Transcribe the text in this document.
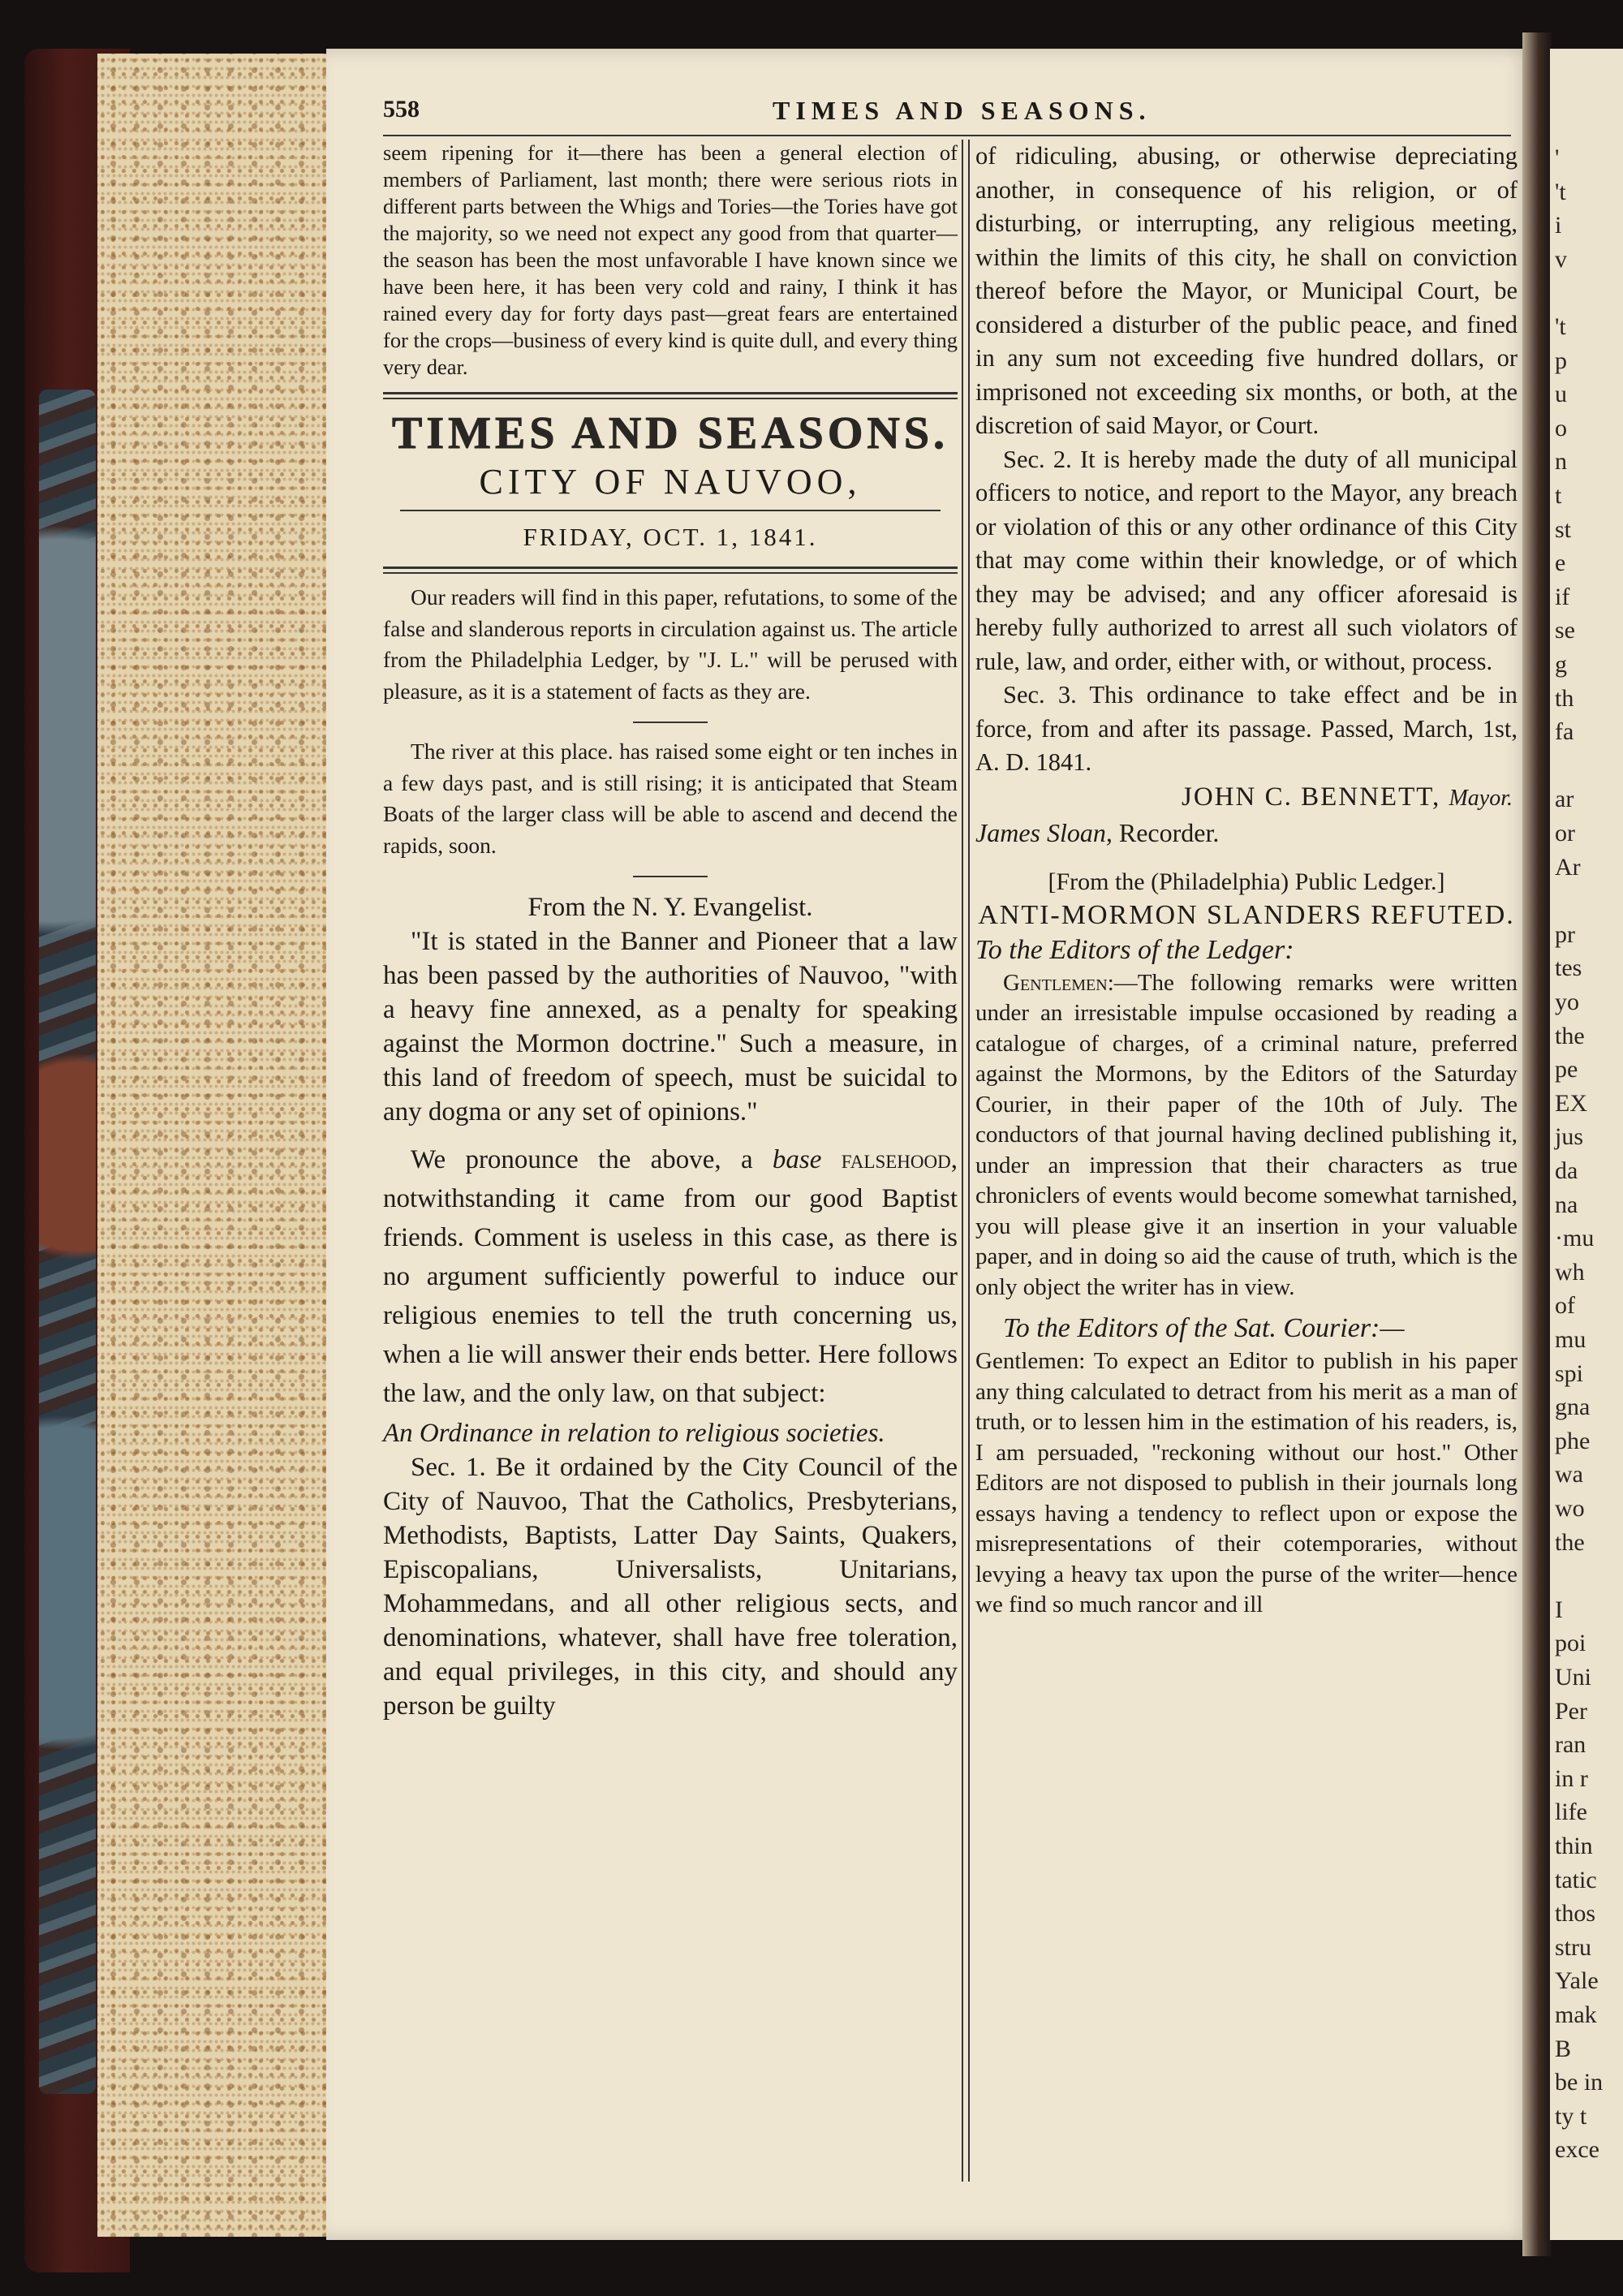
'
't
i
v
't
p
u
o
n
t
st
e
if
se
g
th
fa
ar
or
Ar
pr
tes
yo
the
pe
EX
jus
da
na
·mu
wh
of
mu
spi
gna
phe
wa
wo
the
I
poi
Uni
Per
ran
in r
life
thin
tatic
thos
stru
Yale
mak
B
be in
ty t
exce
558	TIMES AND SEASONS.

seem ripening for it—there has been a general election of members of Parliament, last month; there were serious riots in different parts between the Whigs and Tories—the Tories have got the majority, so we need not expect any good from that quarter—the season has been the most unfavorable I have known since we have been here, it has been very cold and rainy, I think it has rained every day for forty days past—great fears are entertained for the crops—business of every kind is quite dull, and every thing very dear.

TIMES AND SEASONS.
CITY OF NAUVOO,
FRIDAY, OCT. 1, 1841.

Our readers will find in this paper, refutations, to some of the false and slanderous reports in circulation against us. The article from the Philadelphia Ledger, by "J. L." will be perused with pleasure, as it is a statement of facts as they are.

The river at this place. has raised some eight or ten inches in a few days past, and is still rising; it is anticipated that Steam Boats of the larger class will be able to ascend and decend the rapids, soon.

From the N. Y. Evangelist.

"It is stated in the Banner and Pioneer that a law has been passed by the authorities of Nauvoo, "with a heavy fine annexed, as a penalty for speaking against the Mormon doctrine." Such a measure, in this land of freedom of speech, must be suicidal to any dogma or any set of opinions."

We pronounce the above, a base falsehood, notwithstanding it came from our good Baptist friends. Comment is useless in this case, as there is no argument sufficiently powerful to induce our religious enemies to tell the truth concerning us, when a lie will answer their ends better. Here follows the law, and the only law, on that subject:

An Ordinance in relation to religious societies.

Sec. 1. Be it ordained by the City Council of the City of Nauvoo, That the Catholics, Presbyterians, Methodists, Baptists, Latter Day Saints, Quakers, Episcopalians, Universalists, Unitarians, Mohammedans, and all other religious sects, and denominations, whatever, shall have free toleration, and equal privileges, in this city, and should any person be guilty

of ridiculing, abusing, or otherwise depreciating another, in consequence of his religion, or of disturbing, or interrupting, any religious meeting, within the limits of this city, he shall on conviction thereof before the Mayor, or Municipal Court, be considered a disturber of the public peace, and fined in any sum not exceeding five hundred dollars, or imprisoned not exceeding six months, or both, at the discretion of said Mayor, or Court.

Sec. 2. It is hereby made the duty of all municipal officers to notice, and report to the Mayor, any breach or violation of this or any other ordinance of this City that may come within their knowledge, or of which they may be advised; and any officer aforesaid is hereby fully authorized to arrest all such violators of rule, law, and order, either with, or without, process.

Sec. 3. This ordinance to take effect and be in force, from and after its passage. Passed, March, 1st, A. D. 1841.

JOHN C. BENNETT, Mayor.

James Sloan, Recorder.

[From the (Philadelphia) Public Ledger.]

ANTI-MORMON SLANDERS REFUTED.

To the Editors of the Ledger:

Gentlemen:—The following remarks were written under an irresistable impulse occasioned by reading a catalogue of charges, of a criminal nature, preferred against the Mormons, by the Editors of the Saturday Courier, in their paper of the 10th of July. The conductors of that journal having declined publishing it, under an impression that their characters as true chroniclers of events would become somewhat tarnished, you will please give it an insertion in your valuable paper, and in doing so aid the cause of truth, which is the only object the writer has in view.

To the Editors of the Sat. Courier:—

Gentlemen: To expect an Editor to publish in his paper any thing calculated to detract from his merit as a man of truth, or to lessen him in the estimation of his readers, is, I am persuaded, "reckoning without our host." Other Editors are not disposed to publish in their journals long essays having a tendency to reflect upon or expose the misrepresentations of their cotemporaries, without levying a heavy tax upon the purse of the writer—hence we find so much rancor and ill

________________________________________

#### [Problem requirements]
Reproduce every entry word for word, but omit the pictures.

#### [Reply to the task]
Transcribe the text in this document.
'
't
i
v
't
p
u
o
n
t
st
e
if
se
g
th
fa
ar
or
Ar
pr
tes
yo
the
pe
EX
jus
da
na
·mu
wh
of
mu
spi
gna
phe
wa
wo
the
I
poi
Uni
Per
ran
in r
life
thin
tatic
thos
stru
Yale
mak
B
be in
ty t
exce
558	TIMES AND SEASONS.

seem ripening for it—there has been a general election of members of Parliament, last month; there were serious riots in different parts between the Whigs and Tories—the Tories have got the majority, so we need not expect any good from that quarter—the season has been the most unfavorable I have known since we have been here, it has been very cold and rainy, I think it has rained every day for forty days past—great fears are entertained for the crops—business of every kind is quite dull, and every thing very dear.

TIMES AND SEASONS.
CITY OF NAUVOO,
FRIDAY, OCT. 1, 1841.

Our readers will find in this paper, refutations, to some of the false and slanderous reports in circulation against us. The article from the Philadelphia Ledger, by "J. L." will be perused with pleasure, as it is a statement of facts as they are.

The river at this place. has raised some eight or ten inches in a few days past, and is still rising; it is anticipated that Steam Boats of the larger class will be able to ascend and decend the rapids, soon.

From the N. Y. Evangelist.

"It is stated in the Banner and Pioneer that a law has been passed by the authorities of Nauvoo, "with a heavy fine annexed, as a penalty for speaking against the Mormon doctrine." Such a measure, in this land of freedom of speech, must be suicidal to any dogma or any set of opinions."

We pronounce the above, a base falsehood, notwithstanding it came from our good Baptist friends. Comment is useless in this case, as there is no argument sufficiently powerful to induce our religious enemies to tell the truth concerning us, when a lie will answer their ends better. Here follows the law, and the only law, on that subject:

An Ordinance in relation to religious societies.

Sec. 1. Be it ordained by the City Council of the City of Nauvoo, That the Catholics, Presbyterians, Methodists, Baptists, Latter Day Saints, Quakers, Episcopalians, Universalists, Unitarians, Mohammedans, and all other religious sects, and denominations, whatever, shall have free toleration, and equal privileges, in this city, and should any person be guilty

of ridiculing, abusing, or otherwise depreciating another, in consequence of his religion, or of disturbing, or interrupting, any religious meeting, within the limits of this city, he shall on conviction thereof before the Mayor, or Municipal Court, be considered a disturber of the public peace, and fined in any sum not exceeding five hundred dollars, or imprisoned not exceeding six months, or both, at the discretion of said Mayor, or Court.

Sec. 2. It is hereby made the duty of all municipal officers to notice, and report to the Mayor, any breach or violation of this or any other ordinance of this City that may come within their knowledge, or of which they may be advised; and any officer aforesaid is hereby fully authorized to arrest all such violators of rule, law, and order, either with, or without, process.

Sec. 3. This ordinance to take effect and be in force, from and after its passage. Passed, March, 1st, A. D. 1841.

JOHN C. BENNETT, Mayor.

James Sloan, Recorder.

[From the (Philadelphia) Public Ledger.]

ANTI-MORMON SLANDERS REFUTED.

To the Editors of the Ledger:

Gentlemen:—The following remarks were written under an irresistable impulse occasioned by reading a catalogue of charges, of a criminal nature, preferred against the Mormons, by the Editors of the Saturday Courier, in their paper of the 10th of July. The conductors of that journal having declined publishing it, under an impression that their characters as true chroniclers of events would become somewhat tarnished, you will please give it an insertion in your valuable paper, and in doing so aid the cause of truth, which is the only object the writer has in view.

To the Editors of the Sat. Courier:—

Gentlemen: To expect an Editor to publish in his paper any thing calculated to detract from his merit as a man of truth, or to lessen him in the estimation of his readers, is, I am persuaded, "reckoning without our host." Other Editors are not disposed to publish in their journals long essays having a tendency to reflect upon or expose the misrepresentations of their cotemporaries, without levying a heavy tax upon the purse of the writer—hence we find so much rancor and ill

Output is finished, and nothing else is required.